◆ GIVEN EXERCISE:
Extract every line below that contains the word "verified".

* Start DATASET CONTENT *

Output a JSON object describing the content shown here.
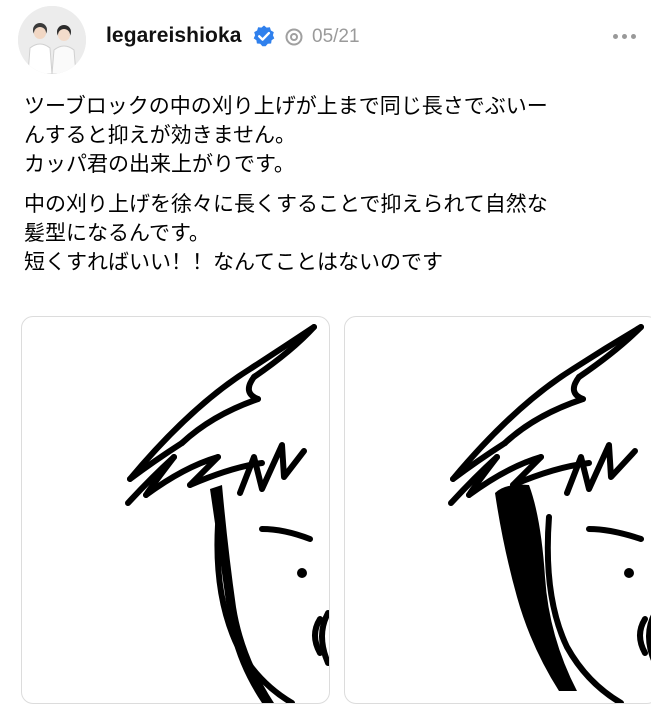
{
  "header": {
    "username": "legareishioka",
    "timestamp": "05/21"
  },
  "icons": {
    "avatar": "avatar",
    "verified": "verified-badge-icon",
    "thread": "thread-icon",
    "more": "more-options-icon"
  },
  "colors": {
    "verified": "#2f80ed",
    "muted": "#9a9a9a"
  },
  "post": {
    "paragraphs": [
      {
        "lines": [
          "ツーブロックの中の刈り上げが上まで同じ長さでぶいー",
          "んすると抑えが効きません。",
          "カッパ君の出来上がりです。"
        ]
      },
      {
        "lines": [
          "中の刈り上げを徐々に長くすることで抑えられて自然な",
          "髪型になるんです。",
          "短くすればいい！！なんてことはないのです"
        ]
      }
    ]
  }
}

* End DATASET CONTENT *

◆ RIGHT ANSWER:
    "verified": "verified-badge-icon",
    "verified": "#2f80ed",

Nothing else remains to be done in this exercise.